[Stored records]

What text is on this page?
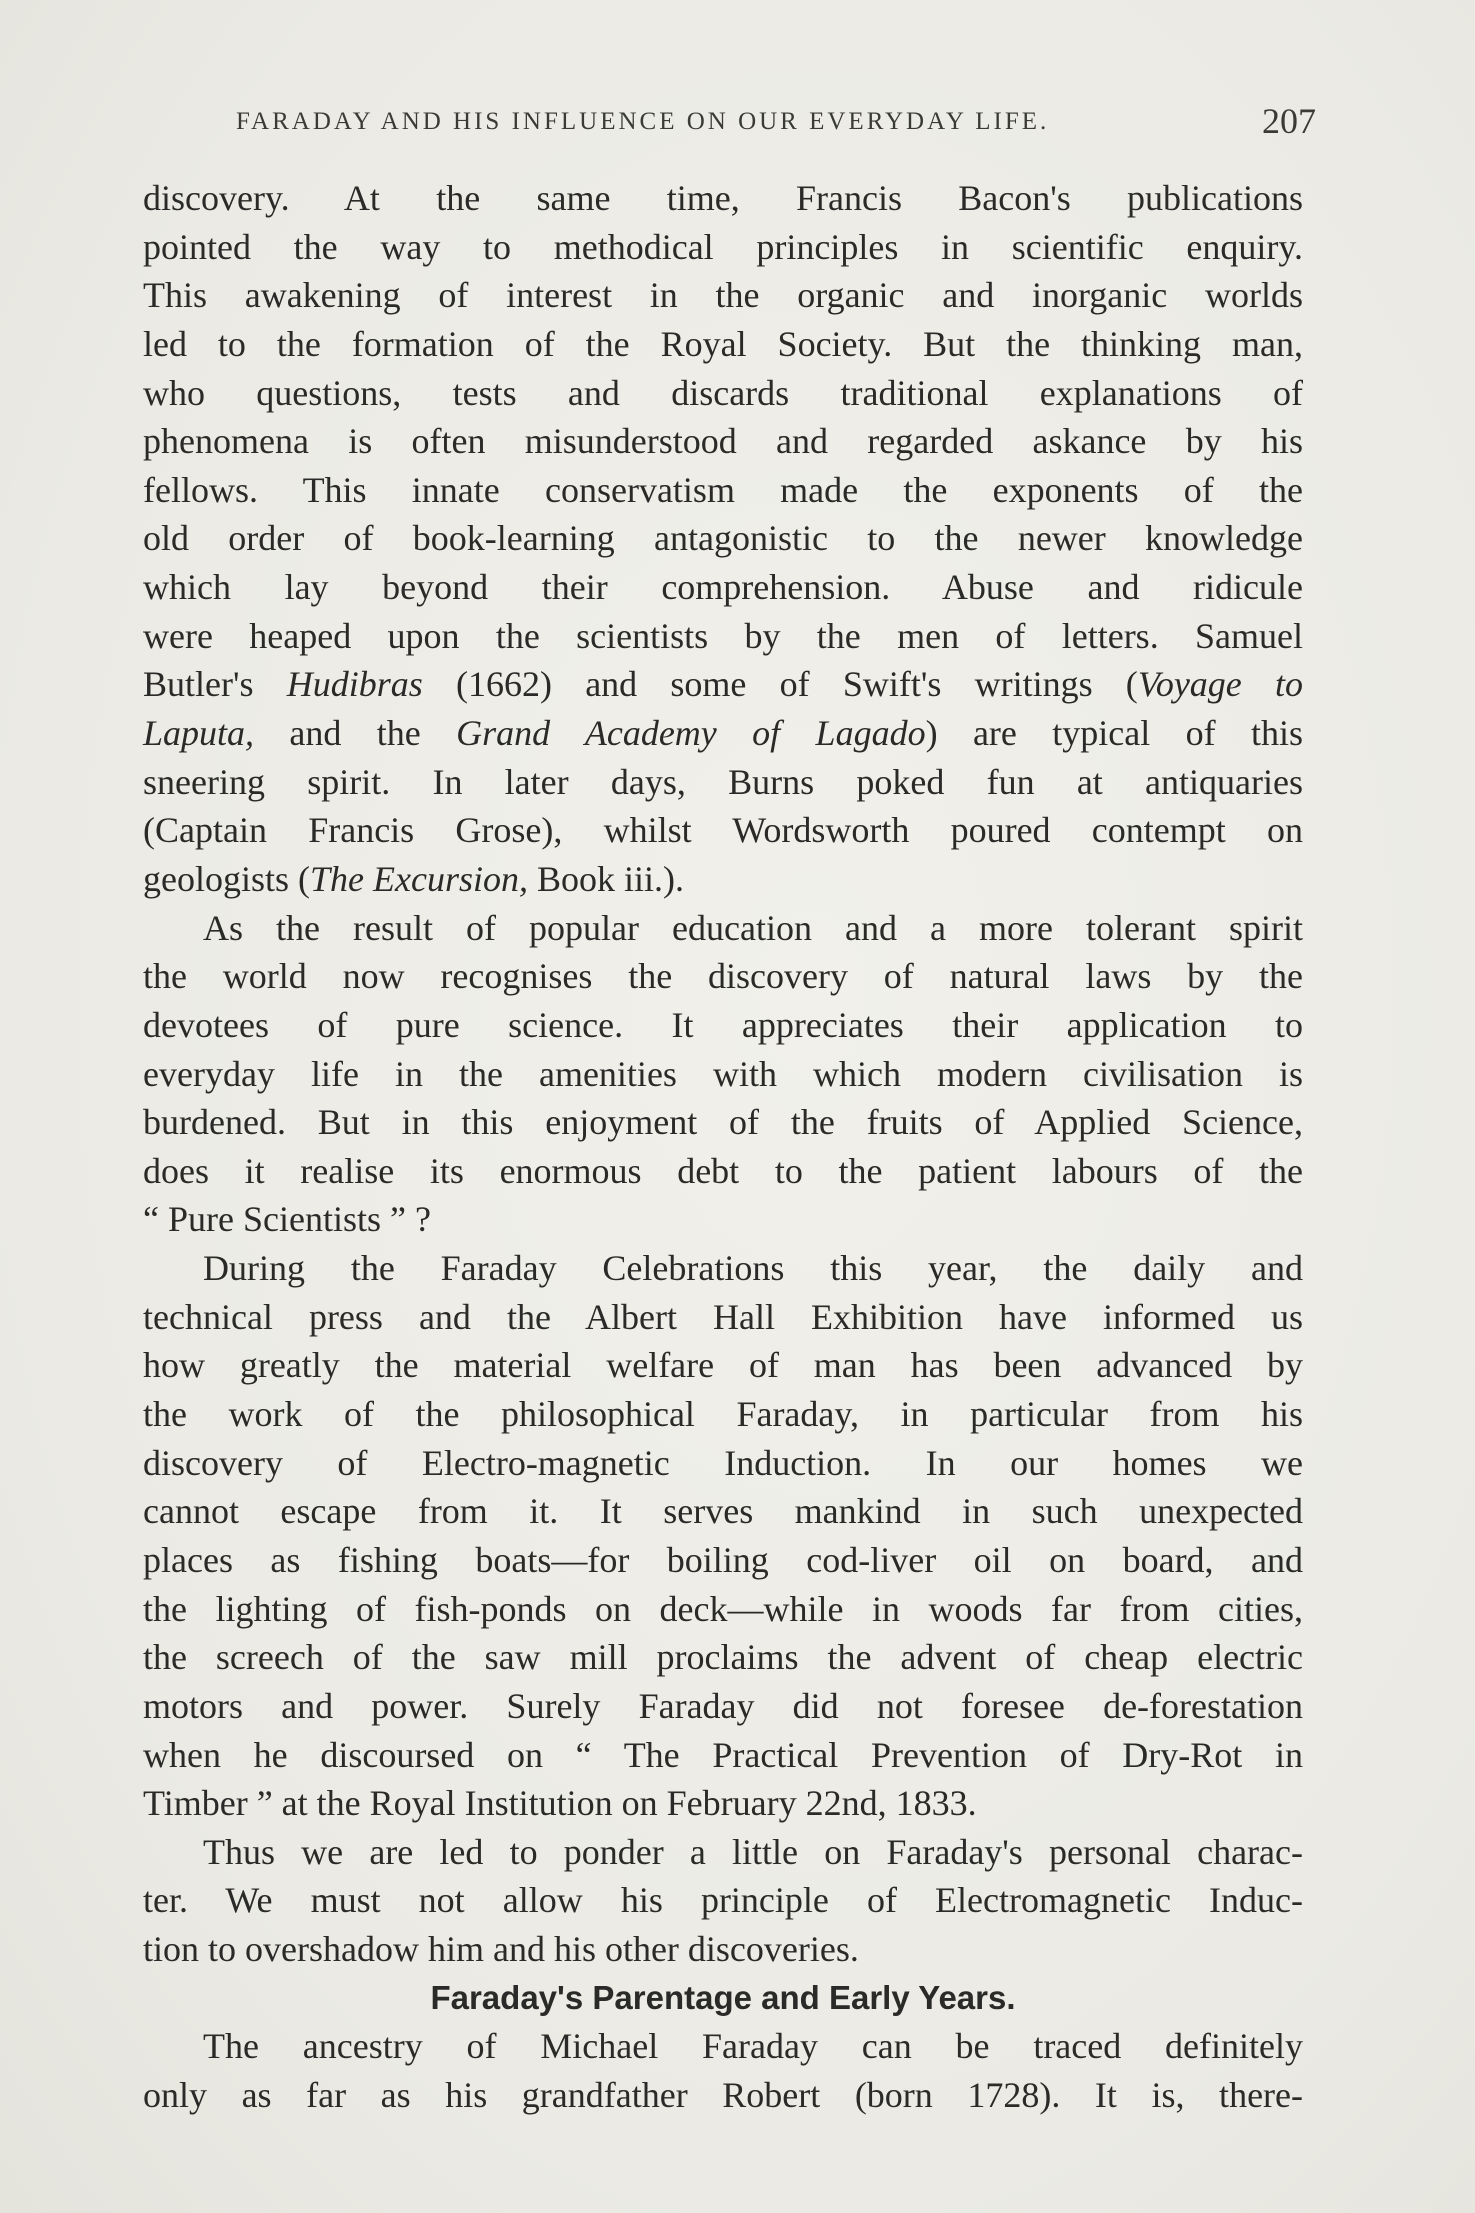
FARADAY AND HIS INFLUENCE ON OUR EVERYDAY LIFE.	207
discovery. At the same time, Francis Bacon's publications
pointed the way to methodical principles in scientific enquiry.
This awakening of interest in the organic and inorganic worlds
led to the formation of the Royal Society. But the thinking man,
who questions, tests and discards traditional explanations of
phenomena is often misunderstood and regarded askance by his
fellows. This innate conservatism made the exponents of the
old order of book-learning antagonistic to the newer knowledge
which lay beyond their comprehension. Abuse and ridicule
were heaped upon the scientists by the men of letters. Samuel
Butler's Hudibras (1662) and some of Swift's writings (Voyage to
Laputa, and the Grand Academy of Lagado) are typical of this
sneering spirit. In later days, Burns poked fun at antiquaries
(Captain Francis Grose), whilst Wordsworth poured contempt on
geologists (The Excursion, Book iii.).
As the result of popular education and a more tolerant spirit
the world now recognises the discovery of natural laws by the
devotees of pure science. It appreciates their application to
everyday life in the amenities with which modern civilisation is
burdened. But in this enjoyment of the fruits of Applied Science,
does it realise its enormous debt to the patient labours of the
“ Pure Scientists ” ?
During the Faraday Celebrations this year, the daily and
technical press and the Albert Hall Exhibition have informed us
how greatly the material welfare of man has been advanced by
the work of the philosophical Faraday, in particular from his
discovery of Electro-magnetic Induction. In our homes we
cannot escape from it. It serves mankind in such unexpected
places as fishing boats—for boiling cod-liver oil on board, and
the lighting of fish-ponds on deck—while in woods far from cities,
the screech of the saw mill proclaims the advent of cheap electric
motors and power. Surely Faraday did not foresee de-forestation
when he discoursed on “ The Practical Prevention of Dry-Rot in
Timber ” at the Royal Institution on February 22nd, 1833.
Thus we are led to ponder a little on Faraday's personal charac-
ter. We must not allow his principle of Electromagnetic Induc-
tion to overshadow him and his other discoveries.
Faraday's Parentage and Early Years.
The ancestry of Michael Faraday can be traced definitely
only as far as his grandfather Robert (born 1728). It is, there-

Directions> Find the word "Francis" in the data and copy out each line where it turns up.

Result of this task>
discovery. At the same time, Francis Bacon's publications
(Captain Francis Grose), whilst Wordsworth poured contempt on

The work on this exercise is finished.